O naufrágio do vapor tem chamado à Foz um grande concurso de pessoas. Ontem, especialmente, como era dia santificado, foi extraordinária a concorrência, vendo-se constantemente o paredão do Passeio Alegre apinhado de curiosos. As companhias de carros americanos não tiveram mãos a medir, sendo necessário aumentar o número de trens para dar lugar a todos os passageiros. No areal do Cabedelo viam-se também muitas pessoas.
(In jornal “Comércio do Porto”, terça, 23 de Janeiro de 1883)

O naufrágio do vapor “Rio Douro”
Está finalmente salvo, e já se acha ancorado no quadro da alfândega, o vapor “Rio Douro”, pertencente à Companhia Thétis. Os peritos reputam a salvação do vapor como único exemplo, e mais devida ao acaso, do que aos esforços sobre-humanos que se empregaram para o salvar.
Como foi dito anteriormente, os trabalhadores ocupados na faina da descarga deviam aproximar-se do vapor, para esse fim, e pela terceira vez, ante-ontem, às 7 horas da noite, por ser esta a melhor hora que a maré oferecia. Infelizmente, porém, não o puderam fazer em consequência do muito vento e da grande agitação do mar, cujas vagas cada vez mais se encapelavam.
Resolveram, pois, esperar pelo dia de ontem, mas às 7 horas da manhã o mar continuava bastante bravo, e resolveu-se por isso que, em lugar de cinco barcaças, fosse apenas uma, tripulado por mais gente, o qual ia largando um cabo que ficaria preso a terra, e no cabo dessa barcaça conseguir aproximar-se do vapor, faria de bordo um sinal, para os outros se aproximarem então com o auxílio do cabo que a já referida barcaça teria lançado.
Assim foi executado, mas por mais de uma vez os tripulantes viram a morte diante dos olhos, e só com muita dificuldade puderam atracar ao vapor. Chegados ali fizeram o respectivo sinal para a Cantareira, partindo então as restantes quatro barcaças, com o auxílio do cabo atrás referido.

= = = =

◆ **PEDIDO 1**:
Segundo o excerto sobre o naufrágio do vapor, a que companhia pertence o "Rio Douro"?
As entradas não guardam qualquer relação com o excerto.

= = = =

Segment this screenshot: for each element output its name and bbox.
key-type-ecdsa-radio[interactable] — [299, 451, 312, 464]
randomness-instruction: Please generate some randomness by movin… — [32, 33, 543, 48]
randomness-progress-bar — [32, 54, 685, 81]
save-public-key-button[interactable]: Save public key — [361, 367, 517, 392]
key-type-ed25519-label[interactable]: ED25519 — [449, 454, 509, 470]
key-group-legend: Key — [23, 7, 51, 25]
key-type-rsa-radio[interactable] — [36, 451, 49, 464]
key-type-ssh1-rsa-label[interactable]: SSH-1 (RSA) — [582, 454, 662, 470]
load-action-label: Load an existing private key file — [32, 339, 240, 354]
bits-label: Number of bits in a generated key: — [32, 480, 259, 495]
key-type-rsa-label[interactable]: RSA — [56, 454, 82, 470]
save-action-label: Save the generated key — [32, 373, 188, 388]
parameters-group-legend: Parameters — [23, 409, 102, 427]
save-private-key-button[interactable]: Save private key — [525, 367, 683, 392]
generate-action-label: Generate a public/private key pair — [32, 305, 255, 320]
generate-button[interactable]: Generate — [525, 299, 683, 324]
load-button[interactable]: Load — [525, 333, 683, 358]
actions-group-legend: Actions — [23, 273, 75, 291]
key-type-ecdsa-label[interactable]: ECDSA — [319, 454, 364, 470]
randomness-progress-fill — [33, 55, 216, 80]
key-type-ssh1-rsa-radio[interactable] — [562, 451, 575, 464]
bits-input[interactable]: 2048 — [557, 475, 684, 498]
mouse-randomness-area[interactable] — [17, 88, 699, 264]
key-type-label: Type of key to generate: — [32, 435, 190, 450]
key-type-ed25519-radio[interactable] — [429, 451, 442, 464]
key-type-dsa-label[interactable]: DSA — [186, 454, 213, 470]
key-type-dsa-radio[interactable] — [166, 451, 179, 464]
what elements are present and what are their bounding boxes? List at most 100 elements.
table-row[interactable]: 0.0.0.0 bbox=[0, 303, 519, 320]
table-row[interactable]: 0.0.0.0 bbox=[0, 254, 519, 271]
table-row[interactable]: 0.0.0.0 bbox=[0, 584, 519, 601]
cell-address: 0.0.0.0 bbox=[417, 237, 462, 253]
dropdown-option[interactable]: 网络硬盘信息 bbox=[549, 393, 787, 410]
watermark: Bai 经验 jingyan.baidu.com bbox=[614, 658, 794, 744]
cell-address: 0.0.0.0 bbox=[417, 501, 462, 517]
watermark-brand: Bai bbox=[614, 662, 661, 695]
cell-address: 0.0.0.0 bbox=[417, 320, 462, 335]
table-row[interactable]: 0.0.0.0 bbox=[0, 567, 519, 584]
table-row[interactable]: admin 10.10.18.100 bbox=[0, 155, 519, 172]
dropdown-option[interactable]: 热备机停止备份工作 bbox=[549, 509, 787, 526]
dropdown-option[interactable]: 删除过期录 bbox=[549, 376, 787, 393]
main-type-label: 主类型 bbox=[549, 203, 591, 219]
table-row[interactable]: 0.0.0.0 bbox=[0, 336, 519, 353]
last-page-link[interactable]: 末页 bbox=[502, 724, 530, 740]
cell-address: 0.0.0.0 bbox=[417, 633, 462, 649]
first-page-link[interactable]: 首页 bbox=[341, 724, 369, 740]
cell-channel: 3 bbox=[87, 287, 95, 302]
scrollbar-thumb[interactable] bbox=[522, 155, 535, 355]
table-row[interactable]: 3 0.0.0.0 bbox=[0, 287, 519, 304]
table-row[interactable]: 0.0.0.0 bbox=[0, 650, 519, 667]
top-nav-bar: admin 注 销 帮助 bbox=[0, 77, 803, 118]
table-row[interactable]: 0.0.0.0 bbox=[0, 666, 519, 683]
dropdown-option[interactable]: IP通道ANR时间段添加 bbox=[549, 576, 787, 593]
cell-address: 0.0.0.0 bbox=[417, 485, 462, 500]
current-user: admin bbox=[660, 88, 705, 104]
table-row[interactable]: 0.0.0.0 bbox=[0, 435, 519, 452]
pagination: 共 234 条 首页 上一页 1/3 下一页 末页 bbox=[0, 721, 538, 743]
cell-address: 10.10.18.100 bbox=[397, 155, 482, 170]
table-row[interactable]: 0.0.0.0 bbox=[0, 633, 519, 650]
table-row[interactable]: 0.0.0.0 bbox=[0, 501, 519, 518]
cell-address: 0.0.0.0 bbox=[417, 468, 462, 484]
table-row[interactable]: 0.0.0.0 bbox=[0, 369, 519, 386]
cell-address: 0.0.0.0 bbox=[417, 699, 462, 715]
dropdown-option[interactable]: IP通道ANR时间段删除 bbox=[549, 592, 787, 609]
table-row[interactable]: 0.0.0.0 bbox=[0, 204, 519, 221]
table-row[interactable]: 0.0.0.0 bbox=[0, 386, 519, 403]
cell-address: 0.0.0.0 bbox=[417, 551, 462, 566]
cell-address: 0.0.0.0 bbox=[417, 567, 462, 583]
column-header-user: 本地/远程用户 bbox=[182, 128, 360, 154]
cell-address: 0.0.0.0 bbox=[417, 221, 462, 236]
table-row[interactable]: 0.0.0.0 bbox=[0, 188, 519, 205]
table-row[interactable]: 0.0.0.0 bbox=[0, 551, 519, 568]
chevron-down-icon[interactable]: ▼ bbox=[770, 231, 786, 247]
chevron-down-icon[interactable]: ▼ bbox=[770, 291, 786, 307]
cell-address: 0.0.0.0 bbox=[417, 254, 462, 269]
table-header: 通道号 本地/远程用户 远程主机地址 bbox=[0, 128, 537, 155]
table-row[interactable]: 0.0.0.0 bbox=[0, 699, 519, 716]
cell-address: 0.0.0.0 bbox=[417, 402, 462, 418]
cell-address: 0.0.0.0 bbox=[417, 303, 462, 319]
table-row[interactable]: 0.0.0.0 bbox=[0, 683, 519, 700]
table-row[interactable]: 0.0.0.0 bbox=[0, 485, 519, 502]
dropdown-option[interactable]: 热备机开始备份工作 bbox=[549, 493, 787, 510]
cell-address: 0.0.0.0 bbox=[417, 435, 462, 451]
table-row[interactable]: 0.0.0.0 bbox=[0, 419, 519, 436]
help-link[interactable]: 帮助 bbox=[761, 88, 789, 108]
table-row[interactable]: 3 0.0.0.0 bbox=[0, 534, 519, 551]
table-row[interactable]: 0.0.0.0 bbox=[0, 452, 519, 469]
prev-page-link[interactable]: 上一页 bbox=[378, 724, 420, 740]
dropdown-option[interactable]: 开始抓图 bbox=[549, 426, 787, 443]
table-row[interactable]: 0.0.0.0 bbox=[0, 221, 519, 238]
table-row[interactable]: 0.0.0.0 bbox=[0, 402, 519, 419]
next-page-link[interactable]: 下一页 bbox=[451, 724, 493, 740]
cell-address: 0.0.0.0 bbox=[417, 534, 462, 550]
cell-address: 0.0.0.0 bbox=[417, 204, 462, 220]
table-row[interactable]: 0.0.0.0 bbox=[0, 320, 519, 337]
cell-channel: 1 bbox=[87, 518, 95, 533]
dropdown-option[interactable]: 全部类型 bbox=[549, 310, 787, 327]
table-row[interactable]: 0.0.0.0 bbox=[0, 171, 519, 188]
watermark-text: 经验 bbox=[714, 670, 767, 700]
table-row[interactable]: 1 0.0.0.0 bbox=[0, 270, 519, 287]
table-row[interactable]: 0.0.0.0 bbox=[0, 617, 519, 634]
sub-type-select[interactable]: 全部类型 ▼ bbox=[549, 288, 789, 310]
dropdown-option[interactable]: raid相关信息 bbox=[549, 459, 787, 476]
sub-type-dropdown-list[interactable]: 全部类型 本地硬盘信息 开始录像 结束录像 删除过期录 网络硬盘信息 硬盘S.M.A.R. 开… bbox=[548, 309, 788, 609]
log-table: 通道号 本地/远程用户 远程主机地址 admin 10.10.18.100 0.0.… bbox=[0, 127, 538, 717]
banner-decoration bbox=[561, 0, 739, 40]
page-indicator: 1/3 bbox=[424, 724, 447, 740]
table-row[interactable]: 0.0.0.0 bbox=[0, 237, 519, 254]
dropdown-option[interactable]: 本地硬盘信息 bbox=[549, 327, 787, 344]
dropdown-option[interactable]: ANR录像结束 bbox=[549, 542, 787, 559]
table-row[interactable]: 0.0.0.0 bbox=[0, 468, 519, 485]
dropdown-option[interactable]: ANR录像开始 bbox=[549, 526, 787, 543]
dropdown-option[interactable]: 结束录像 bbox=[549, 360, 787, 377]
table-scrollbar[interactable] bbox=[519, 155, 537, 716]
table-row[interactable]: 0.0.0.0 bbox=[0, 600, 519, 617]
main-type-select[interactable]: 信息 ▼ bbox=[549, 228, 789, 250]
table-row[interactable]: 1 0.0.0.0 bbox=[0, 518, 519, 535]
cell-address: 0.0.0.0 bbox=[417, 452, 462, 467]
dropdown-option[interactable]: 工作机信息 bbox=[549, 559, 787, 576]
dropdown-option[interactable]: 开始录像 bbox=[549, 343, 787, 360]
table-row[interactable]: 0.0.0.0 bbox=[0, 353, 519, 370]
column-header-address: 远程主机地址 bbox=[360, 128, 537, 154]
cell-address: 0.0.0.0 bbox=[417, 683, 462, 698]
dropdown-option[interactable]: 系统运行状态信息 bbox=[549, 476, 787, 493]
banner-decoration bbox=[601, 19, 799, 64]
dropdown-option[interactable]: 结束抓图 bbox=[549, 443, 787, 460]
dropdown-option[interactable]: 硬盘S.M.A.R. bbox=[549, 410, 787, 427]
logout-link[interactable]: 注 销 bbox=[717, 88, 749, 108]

= = = =

◆ **PEDIDO 2**:
Devolva sem qualquer alteração todas as linhas das entradas, desde o seu início até à linha que contém "generate-action-label: Generate a", ambas incluídas.

◆ **RESPOSTA DESENVOLVIDA 1**:
Pertence à Companhia Thétis.

◆ **RESPOSTA DESENVOLVIDA 2**:
Segment this screenshot: for each element output its name and bbox.
key-type-ecdsa-radio[interactable] — [299, 451, 312, 464]
randomness-instruction: Please generate some randomness by movin… — [32, 33, 543, 48]
randomness-progress-bar — [32, 54, 685, 81]
save-public-key-button[interactable]: Save public key — [361, 367, 517, 392]
key-type-ed25519-label[interactable]: ED25519 — [449, 454, 509, 470]
key-group-legend: Key — [23, 7, 51, 25]
key-type-rsa-radio[interactable] — [36, 451, 49, 464]
key-type-ssh1-rsa-label[interactable]: SSH-1 (RSA) — [582, 454, 662, 470]
load-action-label: Load an existing private key file — [32, 339, 240, 354]
bits-label: Number of bits in a generated key: — [32, 480, 259, 495]
key-type-rsa-label[interactable]: RSA — [56, 454, 82, 470]
save-action-label: Save the generated key — [32, 373, 188, 388]
parameters-group-legend: Parameters — [23, 409, 102, 427]
save-private-key-button[interactable]: Save private key — [525, 367, 683, 392]
generate-action-label: Generate a public/private key pair — [32, 305, 255, 320]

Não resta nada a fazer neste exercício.